:: PASSAGE PROVIDED

A young woman named Zoe shared her adoption story with Humans of New York on June 8th, telling the beautiful story of how her adoptive mother came into her life after suffering disappointments, and how her birth mother, wherever she is, has never been forgotten.
“I think she started to realize that it wasn’t going to happen for her,” said Zoe of her adoptive mother’s desire to have a baby. “She was in her forties. She hadn’t met the right person to start a family with. And after her third failed insemination, she had enough money to try one more time — or adopt. So she chose to adopt.”
She explained that since China had just begun to lift previous restrictions on international adoption, her mother went there with a group of other families seeking to adopt. Each was handed a piece of paper from the adoption lawyer with the name of a child, the child’s birth date, and the date the child was abandoned — for Zoe that was about two weeks after her birth.

::::
:: RECORD EXTRACTS

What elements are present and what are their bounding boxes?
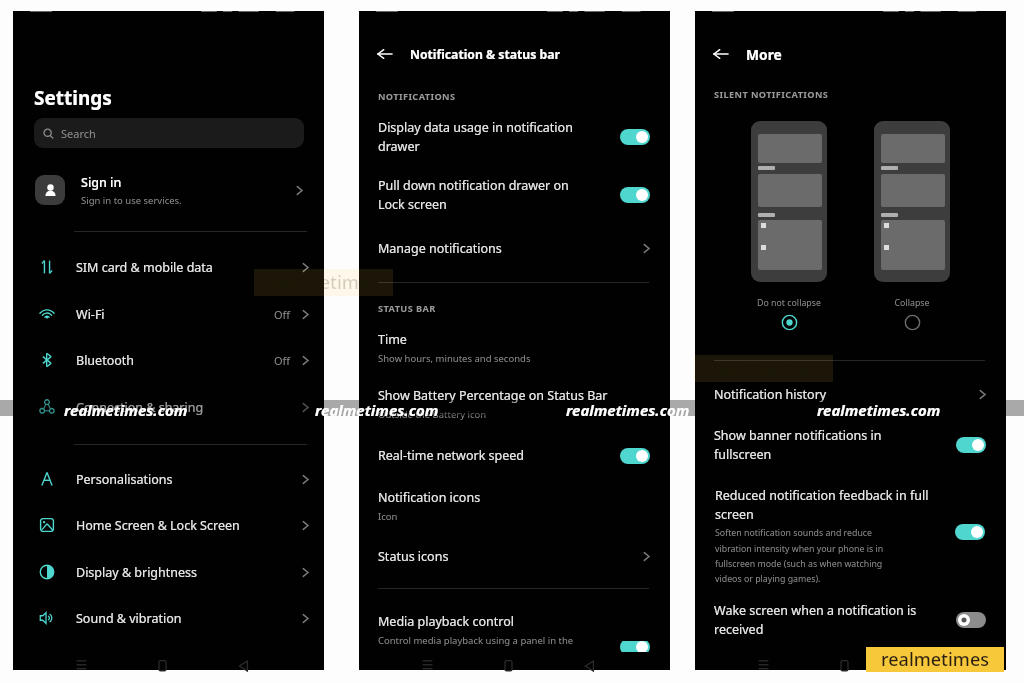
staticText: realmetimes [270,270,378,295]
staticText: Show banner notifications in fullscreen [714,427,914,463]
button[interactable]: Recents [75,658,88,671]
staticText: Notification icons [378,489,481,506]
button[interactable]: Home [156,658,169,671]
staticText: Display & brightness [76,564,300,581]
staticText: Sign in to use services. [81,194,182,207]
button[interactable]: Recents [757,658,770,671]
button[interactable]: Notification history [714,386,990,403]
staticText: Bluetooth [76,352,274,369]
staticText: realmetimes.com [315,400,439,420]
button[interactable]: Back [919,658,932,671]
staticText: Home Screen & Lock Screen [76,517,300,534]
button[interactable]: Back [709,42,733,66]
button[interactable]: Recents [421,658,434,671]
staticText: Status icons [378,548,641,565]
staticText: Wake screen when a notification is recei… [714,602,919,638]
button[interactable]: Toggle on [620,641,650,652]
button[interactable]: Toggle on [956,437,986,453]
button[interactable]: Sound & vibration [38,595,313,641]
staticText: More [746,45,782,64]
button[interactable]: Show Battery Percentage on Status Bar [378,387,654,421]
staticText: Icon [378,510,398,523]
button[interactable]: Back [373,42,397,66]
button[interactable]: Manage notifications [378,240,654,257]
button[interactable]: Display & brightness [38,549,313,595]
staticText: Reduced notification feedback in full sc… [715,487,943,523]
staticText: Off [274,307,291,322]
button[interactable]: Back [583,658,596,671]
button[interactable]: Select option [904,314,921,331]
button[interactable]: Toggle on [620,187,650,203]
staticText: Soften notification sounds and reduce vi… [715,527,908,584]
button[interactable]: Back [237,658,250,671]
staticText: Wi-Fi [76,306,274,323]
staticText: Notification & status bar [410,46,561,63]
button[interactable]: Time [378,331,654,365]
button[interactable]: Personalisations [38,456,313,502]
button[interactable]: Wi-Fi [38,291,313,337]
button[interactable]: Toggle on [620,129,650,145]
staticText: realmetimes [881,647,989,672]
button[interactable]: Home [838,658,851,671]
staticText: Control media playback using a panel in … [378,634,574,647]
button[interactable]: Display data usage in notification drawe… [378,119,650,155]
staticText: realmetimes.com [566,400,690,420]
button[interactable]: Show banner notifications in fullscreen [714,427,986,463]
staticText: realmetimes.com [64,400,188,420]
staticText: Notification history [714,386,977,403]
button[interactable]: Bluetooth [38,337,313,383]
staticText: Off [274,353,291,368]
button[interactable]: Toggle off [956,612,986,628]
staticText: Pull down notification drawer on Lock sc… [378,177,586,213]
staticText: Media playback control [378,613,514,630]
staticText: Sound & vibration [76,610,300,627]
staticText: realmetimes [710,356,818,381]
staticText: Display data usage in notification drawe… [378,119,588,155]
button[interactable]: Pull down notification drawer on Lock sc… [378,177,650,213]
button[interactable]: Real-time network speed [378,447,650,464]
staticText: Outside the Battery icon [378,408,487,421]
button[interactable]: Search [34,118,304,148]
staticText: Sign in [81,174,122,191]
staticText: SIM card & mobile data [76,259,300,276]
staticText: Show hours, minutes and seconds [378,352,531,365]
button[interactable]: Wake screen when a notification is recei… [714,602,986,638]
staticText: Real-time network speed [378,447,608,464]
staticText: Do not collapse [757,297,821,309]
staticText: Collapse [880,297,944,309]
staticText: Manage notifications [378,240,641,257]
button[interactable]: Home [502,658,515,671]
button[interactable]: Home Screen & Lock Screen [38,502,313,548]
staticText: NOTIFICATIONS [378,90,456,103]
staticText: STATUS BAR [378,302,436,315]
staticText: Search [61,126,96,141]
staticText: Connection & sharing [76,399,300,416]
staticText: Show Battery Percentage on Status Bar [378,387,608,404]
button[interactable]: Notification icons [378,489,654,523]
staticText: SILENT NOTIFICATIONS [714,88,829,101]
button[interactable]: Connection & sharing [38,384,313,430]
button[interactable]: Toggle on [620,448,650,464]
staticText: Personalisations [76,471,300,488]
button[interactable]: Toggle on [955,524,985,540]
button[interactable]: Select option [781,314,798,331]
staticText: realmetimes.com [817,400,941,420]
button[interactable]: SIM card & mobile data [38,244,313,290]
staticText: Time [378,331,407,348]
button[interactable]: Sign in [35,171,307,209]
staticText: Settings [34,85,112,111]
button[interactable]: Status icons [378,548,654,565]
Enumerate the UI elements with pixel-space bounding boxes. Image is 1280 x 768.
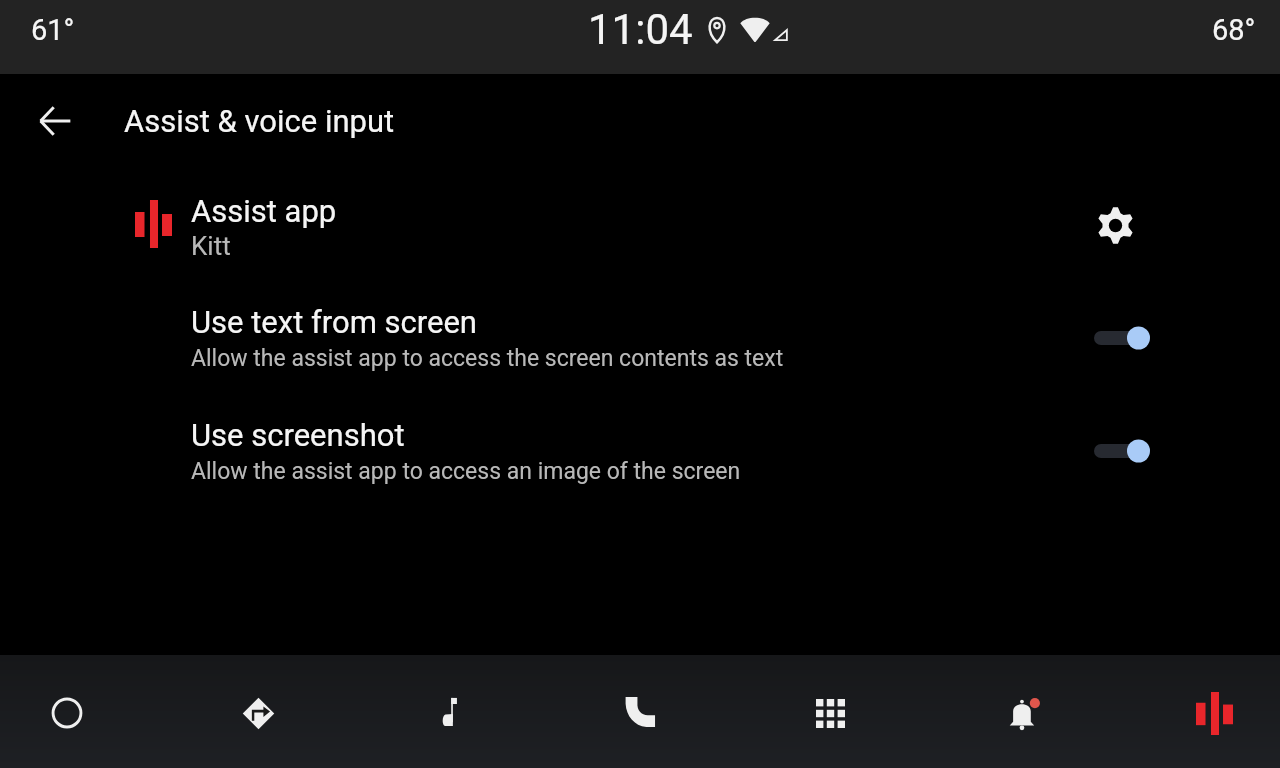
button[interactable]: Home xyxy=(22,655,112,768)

::::

-- WHAT IS ASKED --
1. Answer these from the adoption story passage:
(a) On what date did Zoe share her story with Humans of New York?
(b) After which failed insemination did her adoptive mother face the choice to try once more or adopt?
(c) About how long after Zoe's birth was she abandoned?
2. Set down the rows from the one containing "staticText: realmetimes [270,270,378,295]" through the one containing "staticText: Wake screen", unchanged.
The text and the rows come from unrelated sources.

-- TASK SOLUTIONS --
1.
(a) June 8th
(b) Her third
(c) About two weeks

2.
staticText: realmetimes [270,270,378,295]
staticText: Show banner notifications in fullscreen [714,427,914,463]
button[interactable]: Recents [75,658,88,671]
staticText: Notification icons [378,489,481,506]
button[interactable]: Home [156,658,169,671]
staticText: Display & brightness [76,564,300,581]
staticText: Sign in to use services. [81,194,182,207]
button[interactable]: Recents [757,658,770,671]
button[interactable]: Notification history [714,386,990,403]
staticText: Bluetooth [76,352,274,369]
staticText: realmetimes.com [315,400,439,420]
button[interactable]: Back [919,658,932,671]
staticText: Home Screen & Lock Screen [76,517,300,534]
button[interactable]: Back [709,42,733,66]
button[interactable]: Recents [421,658,434,671]
staticText: Status icons [378,548,641,565]
staticText: Wake screen when a notification is recei… [714,602,919,638]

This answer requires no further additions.